---- RECORDED DATA

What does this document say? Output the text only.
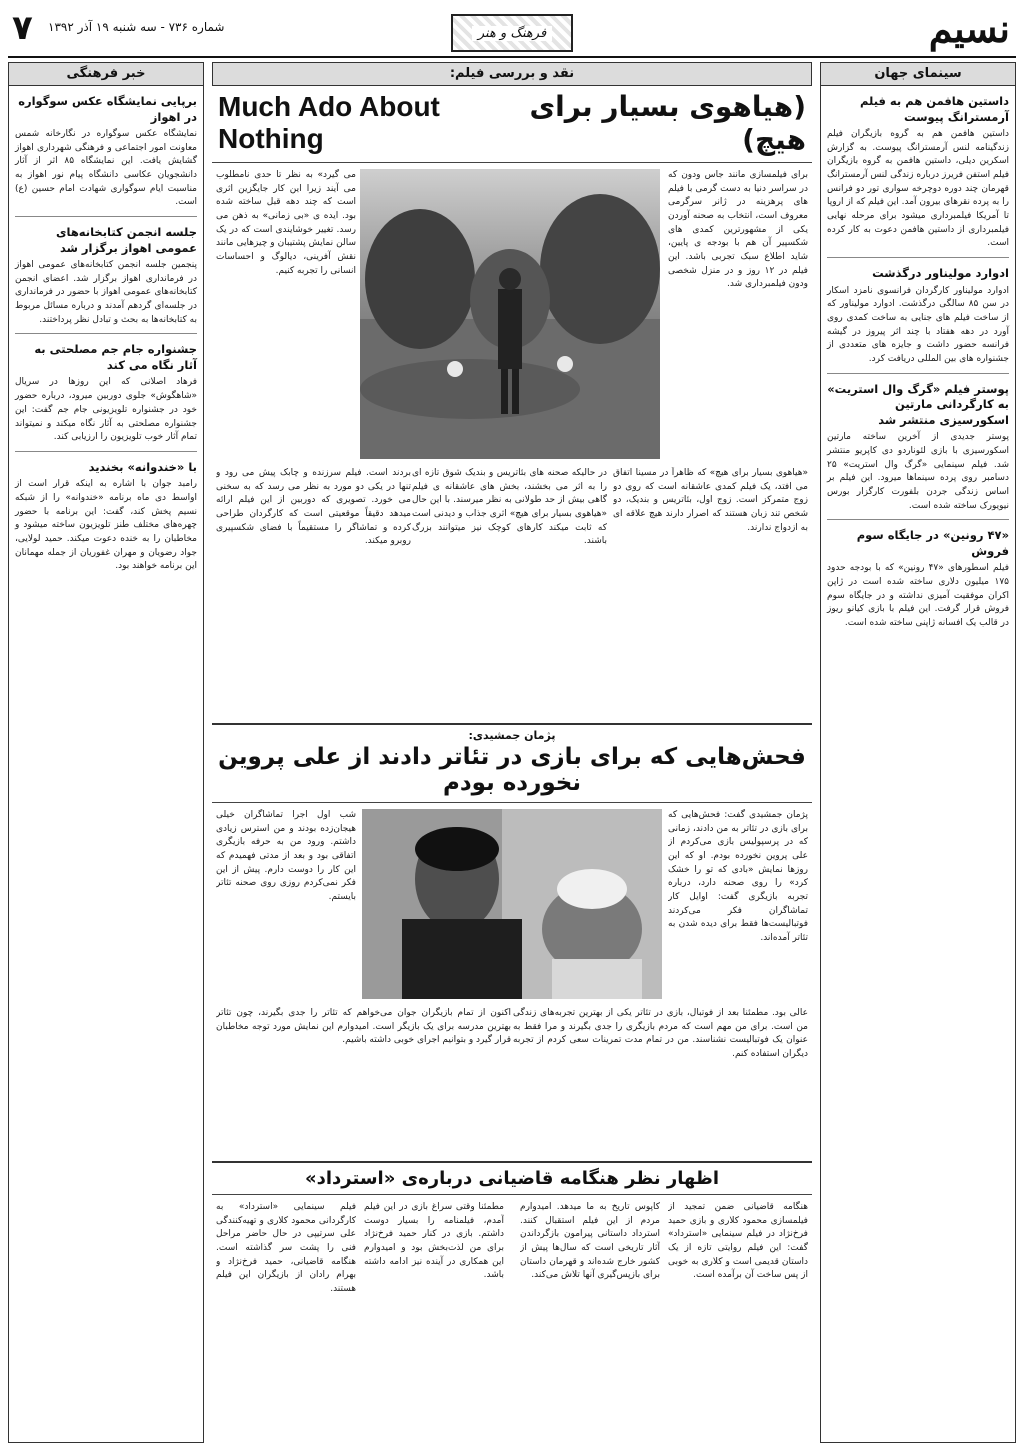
نسیم
فرهنگ و هنر
شماره ۷۳۶ - سه شنبه ۱۹ آذر ۱۳۹۲
۷
سینمای جهان
داستین هافمن هم به فیلم آرمسترانگ پیوست

داستین هافمن هم به گروه بازیگران فیلم زندگینامه لنس آرمسترانگ پیوست. به گزارش اسکرین دیلی، داستین هافمن به گروه بازیگران فیلم استفن فریرز درباره زندگی لنس آرمسترانگ قهرمان چند دوره دوچرخه سواری تور دو فرانس را به پرده نقرهای بیرون آمد. این فیلم که از اروپا تا آمریکا فیلمبرداری میشود برای مرحله نهایی فیلمبرداری از داستین هافمن دعوت به کار کرده است.

ادوارد مولیناور درگذشت

ادوارد مولیناور کارگردان فرانسوی نامزد اسکار در سن ۸۵ سالگی درگذشت. ادوارد مولیناور که از ساخت فیلم های جنایی به ساخت کمدی روی آورد در دهه هفتاد با چند اثر پیروز در گیشه فرانسه حضور داشت و جایزه های متعددی از جشنواره های بین المللی دریافت کرد.

پوستر فیلم «گرگ وال استریت» به کارگردانی مارتین اسکورسیزی منتشر شد

پوستر جدیدی از آخرین ساخته مارتین اسکورسیزی با بازی لئوناردو دی کاپریو منتشر شد. فیلم سینمایی «گرگ وال استریت» ۲۵ دسامبر روی پرده سینماها میرود. این فیلم بر اساس زندگی جردن بلفورت کارگزار بورس نیویورک ساخته شده است.

«۴۷ رونین» در جایگاه سوم فروش

فیلم اسطورهای «۴۷ رونین» که با بودجه حدود ۱۷۵ میلیون دلاری ساخته شده است در ژاپن اکران موفقیت آمیزی نداشته و در جایگاه سوم فروش قرار گرفت. این فیلم با بازی کیانو ریوز در قالب یک افسانه ژاپنی ساخته شده است.

خبر فرهنگی
برپایی نمایشگاه عکس سوگواره در اهواز

نمایشگاه عکس سوگواره در نگارخانه شمس معاونت امور اجتماعی و فرهنگی شهرداری اهواز گشایش یافت. این نمایشگاه ۸۵ اثر از آثار دانشجویان عکاسی دانشگاه پیام نور اهواز به مناسبت ایام سوگواری شهادت امام حسین (ع) است.

جلسه انجمن کتابخانه‌های عمومی اهواز برگزار شد

پنجمین جلسه انجمن کتابخانه‌های عمومی اهواز در فرمانداری اهواز برگزار شد. اعضای انجمن کتابخانه‌های عمومی اهواز با حضور در فرمانداری در جلسه‌ای گردهم آمدند و درباره مسائل مربوط به کتابخانه‌ها به بحث و تبادل نظر پرداختند.

جشنواره جام جم مصلحتی به آثار نگاه می کند

فرهاد اصلانی که این روزها در سریال «شاهگوش» جلوی دوربین میرود، درباره حضور خود در جشنواره تلویزیونی جام جم گفت: این جشنواره مصلحتی به آثار نگاه میکند و نمیتواند تمام آثار خوب تلویزیون را ارزیابی کند.

با «خندوانه» بخندید

رامبد جوان با اشاره به اینکه قرار است از اواسط دی ماه برنامه «خندوانه» را از شبکه نسیم پخش کند، گفت: این برنامه با حضور چهره‌های مختلف طنز تلویزیون ساخته میشود و مخاطبان را به خنده دعوت میکند. حمید لولایی، جواد رضویان و مهران غفوریان از جمله مهمانان این برنامه خواهند بود.

نقد و بررسی فیلم:
(هیاهوی بسیار برای هیچ)
Much Ado About Nothing

برای فیلمسازی مانند جاس ودون که در سراسر دنیا به دست گرمی با فیلم های پرهزینه در ژانر سرگرمی معروف است، انتخاب به صحنه آوردن یکی از مشهورترین کمدی های شکسپیر آن هم با بودجه ی پایین، شاید اطلاع سبک تجربی باشد. این فیلم در ۱۲ روز و در منزل شخصی ودون فیلمبرداری شد.

می گیرد» به نظر تا حدی نامطلوب می آیند زیرا این کار جایگزین اثری است که چند دهه قبل ساخته شده بود. ایده ی «بی زمانی» به ذهن می رسد. تغییر خوشایندی است که در یک سالن نمایش پشتیبان و چیزهایی مانند نقش آفرینی، دیالوگ و احساسات انسانی را تجربه کنیم.

«هیاهوی بسیار برای هیچ» که ظاهراً در مسینا اتفاق می افتد، یک فیلم کمدی عاشقانه است که روی دو زوج متمرکز است. زوج اول، بئاتریس و بندیک، دو شخص تند زبان هستند که اصرار دارند هیچ علاقه ای به ازدواج ندارند.

در حالیکه صحنه های بئاتریس و بندیک شوق تازه ای را به اثر می بخشند، بخش های عاشقانه ی فیلم گاهی بیش از حد طولانی به نظر میرسند. با این حال «هیاهوی بسیار برای هیچ» اثری جذاب و دیدنی است که ثابت میکند کارهای کوچک نیز میتوانند بزرگ باشند.

بردند است. فیلم سرزنده و چابک پیش می رود و تنها در یکی دو مورد به نظر می رسد که به سخنی می خورد. تصویری که دوربین از این فیلم ارائه میدهد دقیقاً موقعیتی است که کارگردان طراحی کرده و تماشاگر را مستقیماً با فضای شکسپیری روبرو میکند.

پژمان جمشیدی:
فحش‌هایی که برای بازی در تئاتر دادند از علی پروین نخورده بودم

پژمان جمشیدی گفت: فحش‌هایی که برای بازی در تئاتر به من دادند، زمانی که در پرسپولیس بازی می‌کردم از علی پروین نخورده بودم. او که این روزها نمایش «بادی که تو را خشک کرد» را روی صحنه دارد، درباره تجربه بازیگری گفت: اوایل کار تماشاگران فکر می‌کردند فوتبالیست‌ها فقط برای دیده شدن به تئاتر آمده‌اند.

شب اول اجرا تماشاگران خیلی هیجان‌زده بودند و من استرس زیادی داشتم. ورود من به حرفه بازیگری اتفاقی بود و بعد از مدتی فهمیدم که این کار را دوست دارم. پیش از این فکر نمی‌کردم روزی روی صحنه تئاتر بایستم.

عالی بود. مطمئنا بعد از فوتبال، بازی در تئاتر یکی از بهترین تجربه‌های زندگی من است. برای من مهم است که مردم بازیگری را جدی بگیرند و مرا فقط به عنوان یک فوتبالیست نشناسند. من در تمام مدت تمرینات سعی کردم از تجربه دیگران استفاده کنم.

اکنون از تمام بازیگران جوان می‌خواهم که تئاتر را جدی بگیرند، چون تئاتر بهترین مدرسه برای یک بازیگر است. امیدوارم این نمایش مورد توجه مخاطبان قرار گیرد و بتوانیم اجرای خوبی داشته باشیم.

اظهار نظر هنگامه قاضیانی درباره‌ی «استرداد»

هنگامه قاضیانی ضمن تمجید از فیلمسازی محمود کلاری و بازی حمید فرخ‌نژاد در فیلم سینمایی «استرداد» گفت: این فیلم روایتی تازه از یک داستان قدیمی است و کلاری به خوبی از پس ساخت آن برآمده است.

کاپوس تاریخ به ما میدهد. امیدوارم مردم از این فیلم استقبال کنند. استرداد داستانی پیرامون بازگرداندن آثار تاریخی است که سال‌ها پیش از کشور خارج شده‌اند و قهرمان داستان برای بازپس‌گیری آنها تلاش می‌کند.

مطمئنا وقتی سراغ بازی در این فیلم آمدم، فیلمنامه را بسیار دوست داشتم. بازی در کنار حمید فرخ‌نژاد برای من لذت‌بخش بود و امیدوارم این همکاری در آینده نیز ادامه داشته باشد.

فیلم سینمایی «استرداد» به کارگردانی محمود کلاری و تهیه‌کنندگی علی سرتیپی در حال حاضر مراحل فنی را پشت سر گذاشته است. هنگامه قاضیانی، حمید فرخ‌نژاد و بهرام رادان از بازیگران این فیلم هستند.
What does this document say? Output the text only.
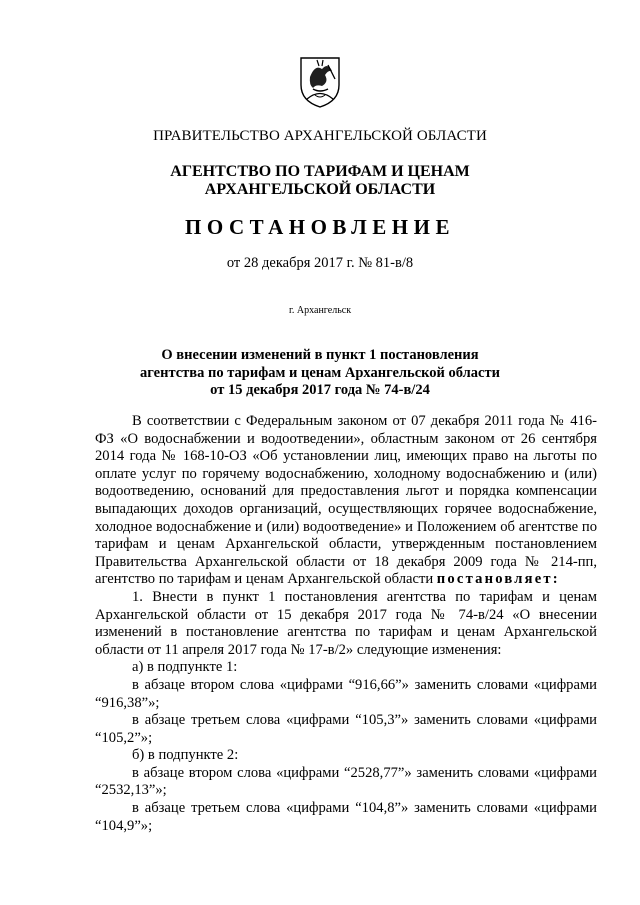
ПРАВИТЕЛЬСТВО АРХАНГЕЛЬСКОЙ ОБЛАСТИ
АГЕНТСТВО ПО ТАРИФАМ И ЦЕНАМ
АРХАНГЕЛЬСКОЙ ОБЛАСТИ
ПОСТАНОВЛЕНИЕ
от 28 декабря 2017 г. № 81-в/8
г. Архангельск
О внесении изменений в пункт 1 постановления
агентства по тарифам и ценам Архангельской области
от 15 декабря 2017 года № 74-в/24
В соответствии с Федеральным законом от 07 декабря 2011 года № 416-ФЗ «О водоснабжении и водоотведении», областным законом от 26 сентября 2014 года № 168-10-ОЗ «Об установлении лиц, имеющих право на льготы по оплате услуг по горячему водоснабжению, холодному водоснабжению и (или) водоотведению, оснований для предоставления льгот и порядка компенсации выпадающих доходов организаций, осуществляющих горячее водоснабжение, холодное водоснабжение и (или) водоотведение» и Положением об агентстве по тарифам и ценам Архангельской области, утвержденным постановлением Правительства Архангельской области от 18 декабря 2009 года № 214-пп, агентство по тарифам и ценам Архангельской области постановляет:
1. Внести в пункт 1 постановления агентства по тарифам и ценам Архангельской области от 15 декабря 2017 года № 74-в/24 «О внесении изменений в постановление агентства по тарифам и ценам Архангельской области от 11 апреля 2017 года № 17-в/2» следующие изменения:
а) в подпункте 1:
в абзаце втором слова «цифрами “916,66”» заменить словами «цифрами “916,38”»;
в абзаце третьем слова «цифрами “105,3”» заменить словами «цифрами “105,2”»;
б) в подпункте 2:
в абзаце втором слова «цифрами “2528,77”» заменить словами «цифрами “2532,13”»;
в абзаце третьем слова «цифрами “104,8”» заменить словами «цифрами “104,9”»;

--------

→ **WORK TO BE COMPLETED**:
Which lines contain the word "حمید"? Copy each one.

→ **EXPECTED ANSWER**:
رامبد جوان با اشاره به اینکه قرار است از اواسط دی ماه برنامه «خندوانه» را از شبکه نسیم پخش کند، گفت: این برنامه با حضور چهره‌های مختلف طنز تلویزیون ساخته میشود و مخاطبان را به خنده دعوت میکند. حمید لولایی، جواد رضویان و مهران غفوریان از جمله مهمانان این برنامه خواهند بود.
هنگامه قاضیانی ضمن تمجید از فیلمسازی محمود کلاری و بازی حمید فرخ‌نژاد در فیلم سینمایی «استرداد» گفت: این فیلم روایتی تازه از یک داستان قدیمی است و کلاری به خوبی از پس ساخت آن برآمده است.
مطمئنا وقتی سراغ بازی در این فیلم آمدم، فیلمنامه را بسیار دوست داشتم. بازی در کنار حمید فرخ‌نژاد برای من لذت‌بخش بود و امیدوارم این همکاری در آینده نیز ادامه داشته باشد.
فیلم سینمایی «استرداد» به کارگردانی محمود کلاری و تهیه‌کنندگی علی سرتیپی در حال حاضر مراحل فنی را پشت سر گذاشته است. هنگامه قاضیانی، حمید فرخ‌نژاد و بهرام رادان از بازیگران این فیلم هستند.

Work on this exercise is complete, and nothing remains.